▶ **Collected data**

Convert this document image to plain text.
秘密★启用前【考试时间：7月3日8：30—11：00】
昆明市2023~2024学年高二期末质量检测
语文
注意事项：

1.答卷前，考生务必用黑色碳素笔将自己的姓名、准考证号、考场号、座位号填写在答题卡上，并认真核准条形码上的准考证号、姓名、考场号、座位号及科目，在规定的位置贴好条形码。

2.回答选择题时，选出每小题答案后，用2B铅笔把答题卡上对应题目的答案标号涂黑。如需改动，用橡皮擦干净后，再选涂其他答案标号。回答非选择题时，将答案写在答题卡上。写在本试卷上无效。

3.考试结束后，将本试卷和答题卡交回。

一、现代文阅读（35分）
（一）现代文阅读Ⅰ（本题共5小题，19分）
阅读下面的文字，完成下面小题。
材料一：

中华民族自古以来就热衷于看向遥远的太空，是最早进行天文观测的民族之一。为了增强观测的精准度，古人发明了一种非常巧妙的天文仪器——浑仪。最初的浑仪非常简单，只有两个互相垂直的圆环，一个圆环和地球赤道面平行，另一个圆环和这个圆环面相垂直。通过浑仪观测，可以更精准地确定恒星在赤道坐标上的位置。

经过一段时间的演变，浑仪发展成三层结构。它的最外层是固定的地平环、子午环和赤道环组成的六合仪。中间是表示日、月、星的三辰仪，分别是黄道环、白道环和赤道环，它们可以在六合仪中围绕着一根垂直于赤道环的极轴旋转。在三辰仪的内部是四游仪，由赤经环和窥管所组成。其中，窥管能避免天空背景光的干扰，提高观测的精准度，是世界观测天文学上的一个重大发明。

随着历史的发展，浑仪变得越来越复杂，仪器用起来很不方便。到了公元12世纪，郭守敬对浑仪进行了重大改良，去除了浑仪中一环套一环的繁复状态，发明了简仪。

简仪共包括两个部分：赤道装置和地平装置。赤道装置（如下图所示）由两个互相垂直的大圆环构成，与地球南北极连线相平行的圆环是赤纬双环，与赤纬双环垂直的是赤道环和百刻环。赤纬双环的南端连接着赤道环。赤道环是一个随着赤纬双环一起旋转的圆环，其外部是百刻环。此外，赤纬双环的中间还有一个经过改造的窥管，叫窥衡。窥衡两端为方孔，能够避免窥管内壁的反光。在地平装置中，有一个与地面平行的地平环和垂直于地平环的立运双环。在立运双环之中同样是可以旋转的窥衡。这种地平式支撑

==

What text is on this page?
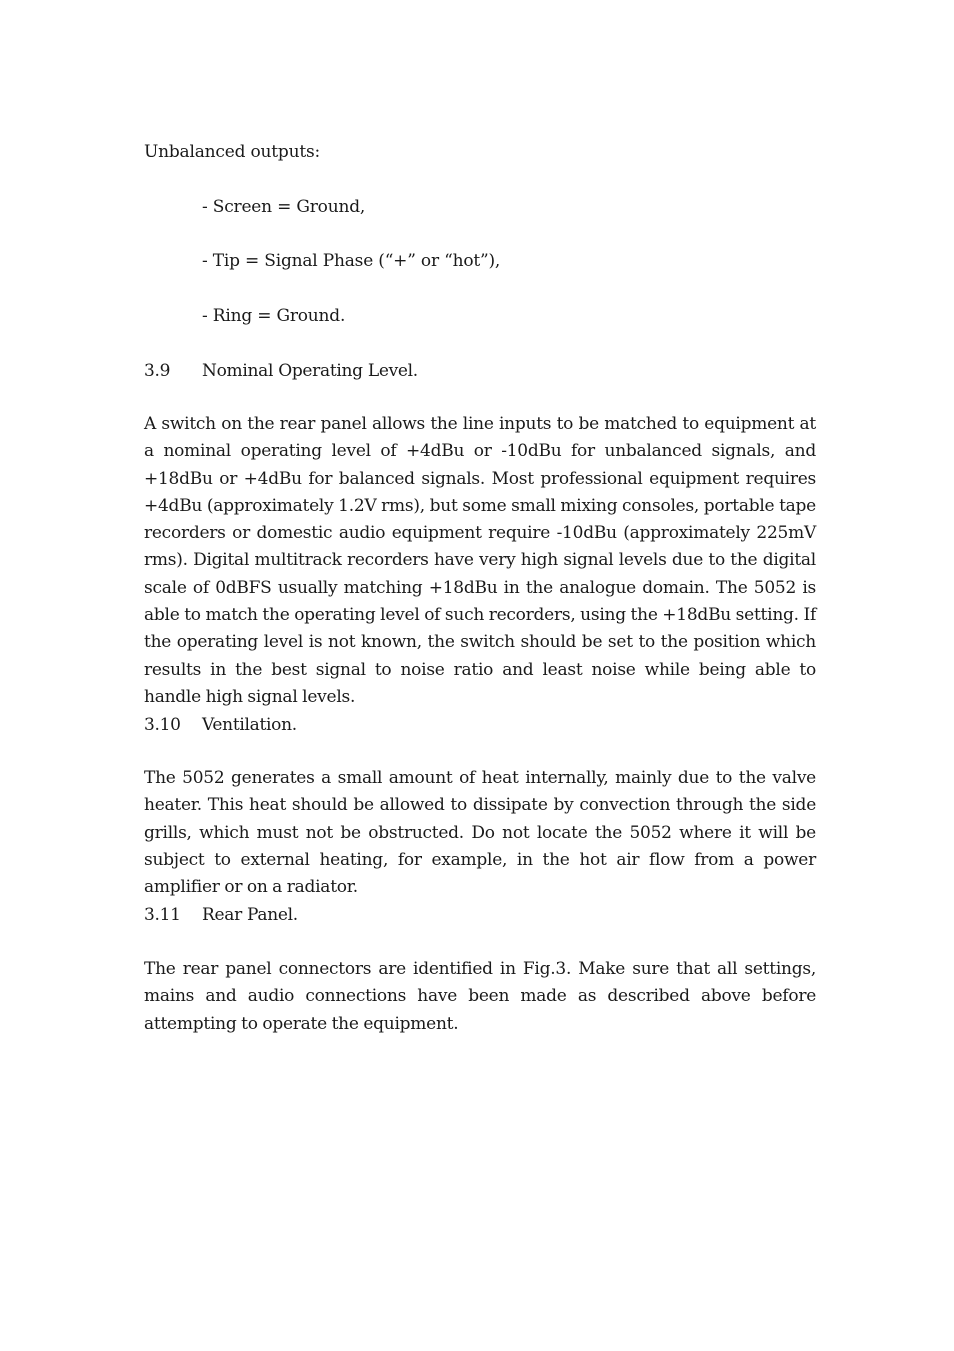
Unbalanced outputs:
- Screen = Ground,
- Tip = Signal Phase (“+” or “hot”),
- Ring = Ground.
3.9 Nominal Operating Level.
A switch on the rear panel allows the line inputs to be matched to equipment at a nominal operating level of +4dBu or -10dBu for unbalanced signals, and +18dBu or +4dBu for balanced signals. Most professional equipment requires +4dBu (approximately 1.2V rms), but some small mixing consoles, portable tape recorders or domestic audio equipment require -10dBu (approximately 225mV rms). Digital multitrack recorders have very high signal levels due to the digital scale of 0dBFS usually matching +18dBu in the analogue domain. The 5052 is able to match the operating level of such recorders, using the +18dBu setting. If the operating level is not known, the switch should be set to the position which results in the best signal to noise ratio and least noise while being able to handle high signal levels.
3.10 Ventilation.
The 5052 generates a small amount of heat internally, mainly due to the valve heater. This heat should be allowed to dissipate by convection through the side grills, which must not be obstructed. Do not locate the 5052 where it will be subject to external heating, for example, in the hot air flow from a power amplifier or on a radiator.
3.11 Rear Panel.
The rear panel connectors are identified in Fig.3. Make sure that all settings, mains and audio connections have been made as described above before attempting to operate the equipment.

▶ **Exercise task**
Look through the entries above. Extract each line with the word "should".

▶ **Completed task**
A switch on the rear panel allows the line inputs to be matched to equipment at a nominal operating level of +4dBu or -10dBu for unbalanced signals, and +18dBu or +4dBu for balanced signals. Most professional equipment requires +4dBu (approximately 1.2V rms), but some small mixing consoles, portable tape recorders or domestic audio equipment require -10dBu (approximately 225mV rms). Digital multitrack recorders have very high signal levels due to the digital scale of 0dBFS usually matching +18dBu in the analogue domain. The 5052 is able to match the operating level of such recorders, using the +18dBu setting. If the operating level is not known, the switch should be set to the position which results in the best signal to noise ratio and least noise while being able to handle high signal levels.
The 5052 generates a small amount of heat internally, mainly due to the valve heater. This heat should be allowed to dissipate by convection through the side grills, which must not be obstructed. Do not locate the 5052 where it will be subject to external heating, for example, in the hot air flow from a power amplifier or on a radiator.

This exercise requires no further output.